### Information shown
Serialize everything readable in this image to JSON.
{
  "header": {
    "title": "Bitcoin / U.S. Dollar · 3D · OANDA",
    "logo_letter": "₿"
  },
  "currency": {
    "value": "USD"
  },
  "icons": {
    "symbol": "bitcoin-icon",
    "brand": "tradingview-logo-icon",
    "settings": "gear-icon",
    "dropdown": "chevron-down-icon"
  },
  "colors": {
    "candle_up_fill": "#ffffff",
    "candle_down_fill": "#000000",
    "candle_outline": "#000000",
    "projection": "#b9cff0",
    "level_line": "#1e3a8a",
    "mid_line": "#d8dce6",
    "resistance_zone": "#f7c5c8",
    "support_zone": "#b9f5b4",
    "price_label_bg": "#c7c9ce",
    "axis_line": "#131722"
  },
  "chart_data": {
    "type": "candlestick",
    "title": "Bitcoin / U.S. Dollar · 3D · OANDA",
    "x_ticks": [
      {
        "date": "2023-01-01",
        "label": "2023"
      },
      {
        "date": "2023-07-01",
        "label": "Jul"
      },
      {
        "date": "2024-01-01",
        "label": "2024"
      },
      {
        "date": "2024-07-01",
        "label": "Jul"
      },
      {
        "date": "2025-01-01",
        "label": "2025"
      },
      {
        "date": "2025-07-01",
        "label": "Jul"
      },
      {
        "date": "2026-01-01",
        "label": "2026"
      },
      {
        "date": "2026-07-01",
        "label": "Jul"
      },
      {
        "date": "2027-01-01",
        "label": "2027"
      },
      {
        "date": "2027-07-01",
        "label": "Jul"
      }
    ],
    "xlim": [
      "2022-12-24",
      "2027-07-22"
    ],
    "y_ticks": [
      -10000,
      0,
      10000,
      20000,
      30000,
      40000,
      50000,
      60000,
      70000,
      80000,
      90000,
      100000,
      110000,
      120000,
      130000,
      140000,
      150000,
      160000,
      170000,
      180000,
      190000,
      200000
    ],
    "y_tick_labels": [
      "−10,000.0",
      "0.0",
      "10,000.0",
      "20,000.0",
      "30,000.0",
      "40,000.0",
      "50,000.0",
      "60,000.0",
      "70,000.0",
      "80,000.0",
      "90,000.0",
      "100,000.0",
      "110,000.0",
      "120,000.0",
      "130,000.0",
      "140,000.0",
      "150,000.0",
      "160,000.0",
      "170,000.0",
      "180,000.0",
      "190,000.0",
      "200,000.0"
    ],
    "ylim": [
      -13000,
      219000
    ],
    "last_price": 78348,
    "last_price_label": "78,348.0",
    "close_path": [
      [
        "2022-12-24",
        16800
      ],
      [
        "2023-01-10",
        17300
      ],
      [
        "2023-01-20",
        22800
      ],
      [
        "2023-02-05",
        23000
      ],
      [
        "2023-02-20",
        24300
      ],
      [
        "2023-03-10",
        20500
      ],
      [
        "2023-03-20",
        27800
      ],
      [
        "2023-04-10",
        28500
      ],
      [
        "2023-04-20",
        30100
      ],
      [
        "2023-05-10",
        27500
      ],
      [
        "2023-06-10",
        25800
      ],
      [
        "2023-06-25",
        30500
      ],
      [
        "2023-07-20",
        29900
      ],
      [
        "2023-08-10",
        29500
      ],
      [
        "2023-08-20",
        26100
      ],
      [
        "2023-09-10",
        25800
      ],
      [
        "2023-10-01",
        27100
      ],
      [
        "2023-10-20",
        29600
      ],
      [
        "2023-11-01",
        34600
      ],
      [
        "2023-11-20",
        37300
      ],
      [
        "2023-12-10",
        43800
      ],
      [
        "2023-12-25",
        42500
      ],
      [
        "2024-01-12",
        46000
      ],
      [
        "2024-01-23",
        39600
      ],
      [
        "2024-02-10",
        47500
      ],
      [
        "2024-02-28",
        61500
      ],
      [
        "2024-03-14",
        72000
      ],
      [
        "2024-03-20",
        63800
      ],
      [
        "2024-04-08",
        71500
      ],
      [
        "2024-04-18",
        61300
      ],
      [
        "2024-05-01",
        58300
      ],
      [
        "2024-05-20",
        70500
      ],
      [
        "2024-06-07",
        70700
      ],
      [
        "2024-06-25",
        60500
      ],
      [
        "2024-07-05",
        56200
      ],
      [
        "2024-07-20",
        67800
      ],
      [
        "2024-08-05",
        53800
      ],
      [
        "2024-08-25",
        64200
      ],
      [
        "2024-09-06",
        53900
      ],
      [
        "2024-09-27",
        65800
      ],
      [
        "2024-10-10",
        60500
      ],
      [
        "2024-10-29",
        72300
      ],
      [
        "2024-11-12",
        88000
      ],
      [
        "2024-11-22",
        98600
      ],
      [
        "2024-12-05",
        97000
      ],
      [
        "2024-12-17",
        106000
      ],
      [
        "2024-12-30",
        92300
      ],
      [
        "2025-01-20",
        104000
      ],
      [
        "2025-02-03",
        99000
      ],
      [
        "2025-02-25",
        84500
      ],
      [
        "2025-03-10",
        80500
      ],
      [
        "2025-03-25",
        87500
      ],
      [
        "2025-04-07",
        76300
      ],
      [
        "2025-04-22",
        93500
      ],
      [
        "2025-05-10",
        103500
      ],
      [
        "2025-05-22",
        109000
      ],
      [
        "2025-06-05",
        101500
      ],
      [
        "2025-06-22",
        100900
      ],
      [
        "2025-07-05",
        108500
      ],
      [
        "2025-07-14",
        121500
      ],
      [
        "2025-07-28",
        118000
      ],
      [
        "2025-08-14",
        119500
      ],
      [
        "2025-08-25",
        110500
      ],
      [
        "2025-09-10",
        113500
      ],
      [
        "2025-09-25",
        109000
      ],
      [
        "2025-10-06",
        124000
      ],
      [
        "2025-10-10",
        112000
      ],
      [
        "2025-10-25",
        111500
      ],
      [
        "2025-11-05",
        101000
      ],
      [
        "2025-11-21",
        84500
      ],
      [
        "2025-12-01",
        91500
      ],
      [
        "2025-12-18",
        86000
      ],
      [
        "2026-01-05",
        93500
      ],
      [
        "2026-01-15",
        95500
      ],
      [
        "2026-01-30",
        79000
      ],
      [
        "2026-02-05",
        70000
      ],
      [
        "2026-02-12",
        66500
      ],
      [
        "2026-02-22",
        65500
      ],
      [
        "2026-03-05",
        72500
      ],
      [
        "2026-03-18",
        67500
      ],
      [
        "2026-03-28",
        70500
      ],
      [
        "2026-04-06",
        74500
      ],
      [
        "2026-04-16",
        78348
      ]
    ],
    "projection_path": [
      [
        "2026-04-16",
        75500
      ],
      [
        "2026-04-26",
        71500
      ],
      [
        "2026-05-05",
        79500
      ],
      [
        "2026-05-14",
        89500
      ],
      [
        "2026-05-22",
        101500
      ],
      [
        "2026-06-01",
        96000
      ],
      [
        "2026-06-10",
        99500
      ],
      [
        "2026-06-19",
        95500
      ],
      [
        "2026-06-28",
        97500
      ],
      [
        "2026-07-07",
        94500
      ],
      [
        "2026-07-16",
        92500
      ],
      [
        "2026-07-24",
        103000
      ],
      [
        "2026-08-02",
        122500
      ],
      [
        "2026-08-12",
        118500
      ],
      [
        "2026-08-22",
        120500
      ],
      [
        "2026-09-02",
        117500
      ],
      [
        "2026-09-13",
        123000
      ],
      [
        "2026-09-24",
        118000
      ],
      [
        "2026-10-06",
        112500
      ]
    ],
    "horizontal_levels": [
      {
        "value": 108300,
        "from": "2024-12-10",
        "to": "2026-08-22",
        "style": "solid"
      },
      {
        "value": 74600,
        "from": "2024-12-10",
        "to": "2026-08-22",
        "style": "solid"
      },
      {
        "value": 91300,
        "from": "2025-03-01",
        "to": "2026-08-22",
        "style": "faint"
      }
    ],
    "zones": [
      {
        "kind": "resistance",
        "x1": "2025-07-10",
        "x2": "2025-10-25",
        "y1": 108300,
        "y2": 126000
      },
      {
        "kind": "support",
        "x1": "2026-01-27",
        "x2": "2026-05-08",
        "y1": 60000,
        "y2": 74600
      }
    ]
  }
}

### Problem statement
What is the number of lines in this material that hold the string "date"? Answer with that number only.

### Solution to the problem
10